▶ Stated problem: Return, verbatim, every line of the material below that contains the string "akciğer".

— BEGIN Data for the task —

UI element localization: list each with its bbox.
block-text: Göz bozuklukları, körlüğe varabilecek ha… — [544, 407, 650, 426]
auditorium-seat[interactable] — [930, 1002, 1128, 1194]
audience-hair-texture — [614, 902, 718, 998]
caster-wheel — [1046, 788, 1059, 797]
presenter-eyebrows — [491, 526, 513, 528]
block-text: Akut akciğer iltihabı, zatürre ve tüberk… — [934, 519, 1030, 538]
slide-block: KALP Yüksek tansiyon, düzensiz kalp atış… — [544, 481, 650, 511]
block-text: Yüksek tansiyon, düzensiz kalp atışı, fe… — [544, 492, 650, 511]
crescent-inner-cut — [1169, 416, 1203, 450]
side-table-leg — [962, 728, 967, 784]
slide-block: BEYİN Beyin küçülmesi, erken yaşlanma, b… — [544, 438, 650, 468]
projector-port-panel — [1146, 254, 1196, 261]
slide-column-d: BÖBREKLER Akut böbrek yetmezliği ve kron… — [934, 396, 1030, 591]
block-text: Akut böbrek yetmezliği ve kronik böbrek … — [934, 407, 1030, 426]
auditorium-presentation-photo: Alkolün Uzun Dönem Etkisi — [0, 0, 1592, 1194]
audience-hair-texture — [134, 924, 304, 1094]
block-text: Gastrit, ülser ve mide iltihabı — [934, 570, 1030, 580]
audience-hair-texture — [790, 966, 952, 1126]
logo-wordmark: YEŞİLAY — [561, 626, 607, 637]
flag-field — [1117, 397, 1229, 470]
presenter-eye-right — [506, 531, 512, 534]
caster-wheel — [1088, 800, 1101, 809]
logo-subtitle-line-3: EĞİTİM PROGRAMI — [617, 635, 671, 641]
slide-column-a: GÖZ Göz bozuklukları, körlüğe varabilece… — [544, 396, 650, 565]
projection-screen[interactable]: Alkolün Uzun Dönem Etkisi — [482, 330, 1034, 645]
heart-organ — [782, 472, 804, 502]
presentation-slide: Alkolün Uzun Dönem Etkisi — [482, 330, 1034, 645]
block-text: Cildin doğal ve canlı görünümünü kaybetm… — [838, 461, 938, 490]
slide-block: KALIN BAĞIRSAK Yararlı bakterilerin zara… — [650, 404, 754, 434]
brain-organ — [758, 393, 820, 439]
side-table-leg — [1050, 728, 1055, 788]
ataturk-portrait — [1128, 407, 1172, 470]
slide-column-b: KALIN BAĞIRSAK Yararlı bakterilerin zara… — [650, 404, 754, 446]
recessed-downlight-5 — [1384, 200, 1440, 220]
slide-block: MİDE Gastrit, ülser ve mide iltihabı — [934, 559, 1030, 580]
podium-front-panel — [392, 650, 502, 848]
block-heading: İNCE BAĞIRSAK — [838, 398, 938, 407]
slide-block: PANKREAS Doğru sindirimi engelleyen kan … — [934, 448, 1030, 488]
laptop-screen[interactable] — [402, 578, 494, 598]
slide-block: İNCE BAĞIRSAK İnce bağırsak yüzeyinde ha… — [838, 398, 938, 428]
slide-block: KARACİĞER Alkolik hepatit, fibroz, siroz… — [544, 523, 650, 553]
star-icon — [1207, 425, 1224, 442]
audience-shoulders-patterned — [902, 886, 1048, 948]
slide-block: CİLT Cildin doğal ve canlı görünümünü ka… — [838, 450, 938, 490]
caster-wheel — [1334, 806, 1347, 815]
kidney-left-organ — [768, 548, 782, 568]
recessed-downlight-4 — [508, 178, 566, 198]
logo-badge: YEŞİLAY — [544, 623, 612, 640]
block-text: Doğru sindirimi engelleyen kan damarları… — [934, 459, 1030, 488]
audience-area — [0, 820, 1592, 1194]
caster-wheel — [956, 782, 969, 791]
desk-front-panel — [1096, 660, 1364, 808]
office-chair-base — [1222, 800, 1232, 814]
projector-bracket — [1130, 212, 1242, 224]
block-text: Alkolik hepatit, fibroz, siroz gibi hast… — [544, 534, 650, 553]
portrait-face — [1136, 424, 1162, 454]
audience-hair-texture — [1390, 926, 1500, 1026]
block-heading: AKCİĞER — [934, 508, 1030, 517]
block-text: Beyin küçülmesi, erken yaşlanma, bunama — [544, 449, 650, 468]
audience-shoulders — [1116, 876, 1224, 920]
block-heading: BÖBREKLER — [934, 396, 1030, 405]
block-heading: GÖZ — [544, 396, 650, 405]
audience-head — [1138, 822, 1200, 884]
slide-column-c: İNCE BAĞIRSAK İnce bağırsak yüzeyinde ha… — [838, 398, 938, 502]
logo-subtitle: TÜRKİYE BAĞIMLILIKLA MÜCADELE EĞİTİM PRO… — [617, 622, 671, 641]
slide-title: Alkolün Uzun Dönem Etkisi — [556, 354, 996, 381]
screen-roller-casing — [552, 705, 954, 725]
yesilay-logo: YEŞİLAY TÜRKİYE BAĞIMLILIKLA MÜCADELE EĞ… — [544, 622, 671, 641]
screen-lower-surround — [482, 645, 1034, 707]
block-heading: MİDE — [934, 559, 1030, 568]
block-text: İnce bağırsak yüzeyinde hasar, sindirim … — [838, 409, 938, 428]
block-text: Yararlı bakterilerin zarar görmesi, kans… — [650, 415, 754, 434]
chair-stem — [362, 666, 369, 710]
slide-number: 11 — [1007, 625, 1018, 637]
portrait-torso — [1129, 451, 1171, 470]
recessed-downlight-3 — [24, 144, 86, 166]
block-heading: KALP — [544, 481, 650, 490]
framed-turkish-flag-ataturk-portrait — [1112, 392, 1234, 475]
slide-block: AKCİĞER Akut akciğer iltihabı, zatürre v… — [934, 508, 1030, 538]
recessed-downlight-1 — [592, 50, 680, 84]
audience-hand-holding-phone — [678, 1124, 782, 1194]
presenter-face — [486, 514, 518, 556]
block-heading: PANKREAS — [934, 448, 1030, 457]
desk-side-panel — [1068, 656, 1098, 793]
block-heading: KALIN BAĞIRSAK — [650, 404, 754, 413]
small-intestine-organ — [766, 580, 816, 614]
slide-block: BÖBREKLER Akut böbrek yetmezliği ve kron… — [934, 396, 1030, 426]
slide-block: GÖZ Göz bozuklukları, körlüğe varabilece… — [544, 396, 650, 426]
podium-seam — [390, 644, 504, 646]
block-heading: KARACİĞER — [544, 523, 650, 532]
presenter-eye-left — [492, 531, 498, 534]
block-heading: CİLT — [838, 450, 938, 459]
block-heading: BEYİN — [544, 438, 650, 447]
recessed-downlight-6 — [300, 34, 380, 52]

— END Data for the task —

▶ Output of the exercise:
block-text: Akut akciğer iltihabı, zatürre ve tüberk… — [934, 519, 1030, 538]
slide-block: AKCİĞER Akut akciğer iltihabı, zatürre v… — [934, 508, 1030, 538]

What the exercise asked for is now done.